## Stated goal:
Wherever a line in the data below holds "JSON", copy that line.

## Dataset records:
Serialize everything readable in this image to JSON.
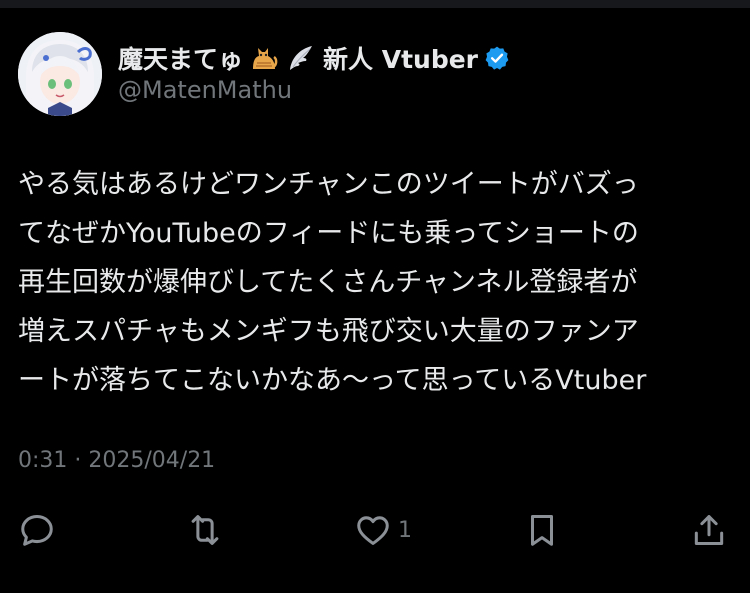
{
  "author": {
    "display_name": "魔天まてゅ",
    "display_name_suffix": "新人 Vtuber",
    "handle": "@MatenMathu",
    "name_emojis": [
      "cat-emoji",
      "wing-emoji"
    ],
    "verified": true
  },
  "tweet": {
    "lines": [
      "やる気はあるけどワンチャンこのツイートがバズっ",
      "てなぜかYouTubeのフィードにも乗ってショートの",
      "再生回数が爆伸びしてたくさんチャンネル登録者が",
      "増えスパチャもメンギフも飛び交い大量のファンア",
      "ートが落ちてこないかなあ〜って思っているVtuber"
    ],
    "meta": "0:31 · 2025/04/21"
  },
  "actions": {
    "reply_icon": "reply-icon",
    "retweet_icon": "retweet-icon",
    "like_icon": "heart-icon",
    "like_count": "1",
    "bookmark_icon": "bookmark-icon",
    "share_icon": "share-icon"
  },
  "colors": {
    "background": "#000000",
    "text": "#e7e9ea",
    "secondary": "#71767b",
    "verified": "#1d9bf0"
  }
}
==
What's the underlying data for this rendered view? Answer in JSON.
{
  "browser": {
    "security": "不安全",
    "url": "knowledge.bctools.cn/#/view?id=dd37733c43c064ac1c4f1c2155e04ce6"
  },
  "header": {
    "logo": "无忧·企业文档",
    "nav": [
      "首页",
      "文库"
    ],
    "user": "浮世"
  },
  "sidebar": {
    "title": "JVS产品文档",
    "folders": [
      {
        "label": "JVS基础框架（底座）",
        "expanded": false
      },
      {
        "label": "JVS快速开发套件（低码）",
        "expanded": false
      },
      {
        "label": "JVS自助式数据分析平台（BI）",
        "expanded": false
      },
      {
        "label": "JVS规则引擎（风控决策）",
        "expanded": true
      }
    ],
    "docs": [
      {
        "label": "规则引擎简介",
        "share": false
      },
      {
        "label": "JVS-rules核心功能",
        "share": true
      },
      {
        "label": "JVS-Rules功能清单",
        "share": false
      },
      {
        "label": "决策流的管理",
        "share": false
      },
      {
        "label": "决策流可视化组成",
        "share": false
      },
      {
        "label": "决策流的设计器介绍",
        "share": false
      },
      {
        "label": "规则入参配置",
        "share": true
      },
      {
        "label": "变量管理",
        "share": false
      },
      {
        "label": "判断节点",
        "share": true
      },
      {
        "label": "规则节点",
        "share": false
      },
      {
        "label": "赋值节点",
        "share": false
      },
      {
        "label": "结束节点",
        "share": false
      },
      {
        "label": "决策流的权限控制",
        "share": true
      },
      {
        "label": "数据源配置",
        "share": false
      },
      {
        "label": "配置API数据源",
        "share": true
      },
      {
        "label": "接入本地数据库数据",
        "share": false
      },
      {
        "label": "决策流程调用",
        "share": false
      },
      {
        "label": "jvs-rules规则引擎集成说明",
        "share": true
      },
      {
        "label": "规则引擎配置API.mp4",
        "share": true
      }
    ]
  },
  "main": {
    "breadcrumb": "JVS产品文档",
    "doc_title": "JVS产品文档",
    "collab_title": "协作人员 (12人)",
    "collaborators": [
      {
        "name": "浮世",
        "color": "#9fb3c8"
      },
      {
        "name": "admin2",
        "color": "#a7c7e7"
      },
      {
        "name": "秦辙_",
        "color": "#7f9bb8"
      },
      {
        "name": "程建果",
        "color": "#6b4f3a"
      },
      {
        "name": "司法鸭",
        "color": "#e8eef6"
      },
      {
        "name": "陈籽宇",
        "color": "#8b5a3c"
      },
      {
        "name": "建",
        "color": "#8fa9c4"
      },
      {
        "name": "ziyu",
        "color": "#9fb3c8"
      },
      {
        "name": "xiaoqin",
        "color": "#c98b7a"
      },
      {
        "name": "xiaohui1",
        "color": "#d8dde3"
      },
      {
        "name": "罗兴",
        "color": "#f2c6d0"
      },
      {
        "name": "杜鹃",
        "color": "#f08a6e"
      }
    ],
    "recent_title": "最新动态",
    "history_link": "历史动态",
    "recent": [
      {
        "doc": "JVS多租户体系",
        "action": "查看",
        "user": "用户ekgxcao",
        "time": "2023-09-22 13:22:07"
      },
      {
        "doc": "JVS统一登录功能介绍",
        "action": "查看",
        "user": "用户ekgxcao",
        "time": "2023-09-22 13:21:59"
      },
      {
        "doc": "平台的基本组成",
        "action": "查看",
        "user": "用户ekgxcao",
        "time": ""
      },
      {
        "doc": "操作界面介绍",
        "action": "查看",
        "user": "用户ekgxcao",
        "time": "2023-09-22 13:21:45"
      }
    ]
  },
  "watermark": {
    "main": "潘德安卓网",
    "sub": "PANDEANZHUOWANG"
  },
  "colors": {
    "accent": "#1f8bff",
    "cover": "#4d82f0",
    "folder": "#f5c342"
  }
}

## Solution to this exercise:
Serialize everything readable in this image to JSON.
What's the underlying data for this rendered view? Answer in JSON.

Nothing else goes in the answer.